- GOAL OF THE EXERCISE:
Copy the lines that follow, keeping every character the same.

- MATERIAL PROVIDED:
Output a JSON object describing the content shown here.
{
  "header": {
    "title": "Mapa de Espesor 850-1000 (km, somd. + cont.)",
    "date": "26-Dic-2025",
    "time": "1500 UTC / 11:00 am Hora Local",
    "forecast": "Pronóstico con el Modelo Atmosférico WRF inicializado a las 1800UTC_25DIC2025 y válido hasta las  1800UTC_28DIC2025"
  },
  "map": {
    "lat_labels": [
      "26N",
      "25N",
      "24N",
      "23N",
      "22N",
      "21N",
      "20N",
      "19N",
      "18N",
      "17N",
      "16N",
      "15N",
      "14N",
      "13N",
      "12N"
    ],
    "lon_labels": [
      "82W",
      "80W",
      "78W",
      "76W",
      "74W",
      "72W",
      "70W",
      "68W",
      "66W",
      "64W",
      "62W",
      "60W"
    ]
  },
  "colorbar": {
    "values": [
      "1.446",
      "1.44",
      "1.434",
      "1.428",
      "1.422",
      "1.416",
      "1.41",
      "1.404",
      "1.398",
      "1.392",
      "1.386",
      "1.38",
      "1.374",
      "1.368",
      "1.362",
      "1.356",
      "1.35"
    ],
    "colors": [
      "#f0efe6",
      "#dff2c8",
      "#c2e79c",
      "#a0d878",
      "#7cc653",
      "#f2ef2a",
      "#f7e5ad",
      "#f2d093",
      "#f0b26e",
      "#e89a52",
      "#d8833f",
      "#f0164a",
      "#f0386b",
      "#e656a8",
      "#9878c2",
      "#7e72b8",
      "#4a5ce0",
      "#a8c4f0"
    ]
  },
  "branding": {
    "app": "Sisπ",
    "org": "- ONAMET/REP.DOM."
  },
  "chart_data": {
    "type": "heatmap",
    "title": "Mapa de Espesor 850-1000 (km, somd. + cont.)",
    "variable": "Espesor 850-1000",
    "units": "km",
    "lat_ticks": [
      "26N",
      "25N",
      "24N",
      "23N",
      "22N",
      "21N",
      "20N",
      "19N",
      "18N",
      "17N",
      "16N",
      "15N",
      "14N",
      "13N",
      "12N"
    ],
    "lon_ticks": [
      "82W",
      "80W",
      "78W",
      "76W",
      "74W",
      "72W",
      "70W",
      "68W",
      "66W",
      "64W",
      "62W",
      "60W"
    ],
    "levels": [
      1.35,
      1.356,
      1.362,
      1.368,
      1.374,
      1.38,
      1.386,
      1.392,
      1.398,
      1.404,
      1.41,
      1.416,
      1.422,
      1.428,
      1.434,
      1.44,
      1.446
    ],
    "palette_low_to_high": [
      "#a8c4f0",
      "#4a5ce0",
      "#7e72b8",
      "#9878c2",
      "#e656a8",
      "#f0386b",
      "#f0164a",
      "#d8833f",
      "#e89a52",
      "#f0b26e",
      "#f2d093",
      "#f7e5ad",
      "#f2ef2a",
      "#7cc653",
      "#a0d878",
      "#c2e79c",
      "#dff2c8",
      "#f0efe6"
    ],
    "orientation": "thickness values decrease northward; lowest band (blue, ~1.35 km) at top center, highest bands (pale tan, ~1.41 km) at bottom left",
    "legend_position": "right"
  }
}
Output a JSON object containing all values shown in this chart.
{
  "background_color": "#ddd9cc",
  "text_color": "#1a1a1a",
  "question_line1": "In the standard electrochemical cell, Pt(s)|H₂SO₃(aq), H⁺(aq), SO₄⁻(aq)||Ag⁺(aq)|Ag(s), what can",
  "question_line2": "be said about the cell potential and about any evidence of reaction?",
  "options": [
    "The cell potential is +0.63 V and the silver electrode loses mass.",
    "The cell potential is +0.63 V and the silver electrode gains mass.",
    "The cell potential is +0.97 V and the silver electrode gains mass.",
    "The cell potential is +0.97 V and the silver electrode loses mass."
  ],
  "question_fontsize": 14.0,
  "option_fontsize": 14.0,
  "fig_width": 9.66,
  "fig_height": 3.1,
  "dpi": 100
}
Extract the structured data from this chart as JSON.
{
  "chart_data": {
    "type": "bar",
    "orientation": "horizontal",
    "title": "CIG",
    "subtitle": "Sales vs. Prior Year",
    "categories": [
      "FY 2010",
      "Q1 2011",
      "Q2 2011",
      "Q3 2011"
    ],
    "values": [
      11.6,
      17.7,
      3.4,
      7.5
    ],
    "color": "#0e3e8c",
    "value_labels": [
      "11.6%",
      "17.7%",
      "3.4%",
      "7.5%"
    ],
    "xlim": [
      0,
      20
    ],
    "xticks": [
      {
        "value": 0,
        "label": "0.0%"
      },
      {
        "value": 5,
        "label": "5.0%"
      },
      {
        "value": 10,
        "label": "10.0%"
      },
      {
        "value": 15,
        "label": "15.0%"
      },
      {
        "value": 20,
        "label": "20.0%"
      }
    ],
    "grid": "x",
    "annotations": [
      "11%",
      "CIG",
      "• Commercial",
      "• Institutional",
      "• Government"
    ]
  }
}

- COMPLETE RESPONSE:
Output a JSON object describing the content shown here.
{
  "header": {
    "title": "Mapa de Espesor 850-1000 (km, somd. + cont.)",
    "date": "26-Dic-2025",
    "time": "1500 UTC / 11:00 am Hora Local",
    "forecast": "Pronóstico con el Modelo Atmosférico WRF inicializado a las 1800UTC_25DIC2025 y válido hasta las  1800UTC_28DIC2025"
  },
  "map": {
    "lat_labels": [
      "26N",
      "25N",
      "24N",
      "23N",
      "22N",
      "21N",
      "20N",
      "19N",
      "18N",
      "17N",
      "16N",
      "15N",
      "14N",
      "13N",
      "12N"
    ],
    "lon_labels": [
      "82W",
      "80W",
      "78W",
      "76W",
      "74W",
      "72W",
      "70W",
      "68W",
      "66W",
      "64W",
      "62W",
      "60W"
    ]
  },
  "colorbar": {
    "values": [
      "1.446",
      "1.44",
      "1.434",
      "1.428",
      "1.422",
      "1.416",
      "1.41",
      "1.404",
      "1.398",
      "1.392",
      "1.386",
      "1.38",
      "1.374",
      "1.368",
      "1.362",
      "1.356",
      "1.35"
    ],
    "colors": [
      "#f0efe6",
      "#dff2c8",
      "#c2e79c",
      "#a0d878",
      "#7cc653",
      "#f2ef2a",
      "#f7e5ad",
      "#f2d093",
      "#f0b26e",
      "#e89a52",
      "#d8833f",
      "#f0164a",
      "#f0386b",
      "#e656a8",
      "#9878c2",
      "#7e72b8",
      "#4a5ce0",
      "#a8c4f0"
    ]
  },
  "branding": {
    "app": "Sisπ",
    "org": "- ONAMET/REP.DOM."
  },
  "chart_data": {
    "type": "heatmap",
    "title": "Mapa de Espesor 850-1000 (km, somd. + cont.)",
    "variable": "Espesor 850-1000",
    "units": "km",
    "lat_ticks": [
      "26N",
      "25N",
      "24N",
      "23N",
      "22N",
      "21N",
      "20N",
      "19N",
      "18N",
      "17N",
      "16N",
      "15N",
      "14N",
      "13N",
      "12N"
    ],
    "lon_ticks": [
      "82W",
      "80W",
      "78W",
      "76W",
      "74W",
      "72W",
      "70W",
      "68W",
      "66W",
      "64W",
      "62W",
      "60W"
    ],
    "levels": [
      1.35,
      1.356,
      1.362,
      1.368,
      1.374,
      1.38,
      1.386,
      1.392,
      1.398,
      1.404,
      1.41,
      1.416,
      1.422,
      1.428,
      1.434,
      1.44,
      1.446
    ],
    "palette_low_to_high": [
      "#a8c4f0",
      "#4a5ce0",
      "#7e72b8",
      "#9878c2",
      "#e656a8",
      "#f0386b",
      "#f0164a",
      "#d8833f",
      "#e89a52",
      "#f0b26e",
      "#f2d093",
      "#f7e5ad",
      "#f2ef2a",
      "#7cc653",
      "#a0d878",
      "#c2e79c",
      "#dff2c8",
      "#f0efe6"
    ],
    "orientation": "thickness values decrease northward; lowest band (blue, ~1.35 km) at top center, highest bands (pale tan, ~1.41 km) at bottom left",
    "legend_position": "right"
  }
}
Output a JSON object containing all values shown in this chart.
{
  "background_color": "#ddd9cc",
  "text_color": "#1a1a1a",
  "question_line1": "In the standard electrochemical cell, Pt(s)|H₂SO₃(aq), H⁺(aq), SO₄⁻(aq)||Ag⁺(aq)|Ag(s), what can",
  "question_line2": "be said about the cell potential and about any evidence of reaction?",
  "options": [
    "The cell potential is +0.63 V and the silver electrode loses mass.",
    "The cell potential is +0.63 V and the silver electrode gains mass.",
    "The cell potential is +0.97 V and the silver electrode gains mass.",
    "The cell potential is +0.97 V and the silver electrode loses mass."
  ],
  "question_fontsize": 14.0,
  "option_fontsize": 14.0,
  "fig_width": 9.66,
  "fig_height": 3.1,
  "dpi": 100
}
Extract the structured data from this chart as JSON.
{
  "chart_data": {
    "type": "bar",
    "orientation": "horizontal",
    "title": "CIG",
    "subtitle": "Sales vs. Prior Year",
    "categories": [
      "FY 2010",
      "Q1 2011",
      "Q2 2011",
      "Q3 2011"
    ],
    "values": [
      11.6,
      17.7,
      3.4,
      7.5
    ],
    "color": "#0e3e8c",
    "value_labels": [
      "11.6%",
      "17.7%",
      "3.4%",
      "7.5%"
    ],
    "xlim": [
      0,
      20
    ],
    "xticks": [
      {
        "value": 0,
        "label": "0.0%"
      },
      {
        "value": 5,
        "label": "5.0%"
      },
      {
        "value": 10,
        "label": "10.0%"
      },
      {
        "value": 15,
        "label": "15.0%"
      },
      {
        "value": 20,
        "label": "20.0%"
      }
    ],
    "grid": "x",
    "annotations": [
      "11%",
      "CIG",
      "• Commercial",
      "• Institutional",
      "• Government"
    ]
  }
}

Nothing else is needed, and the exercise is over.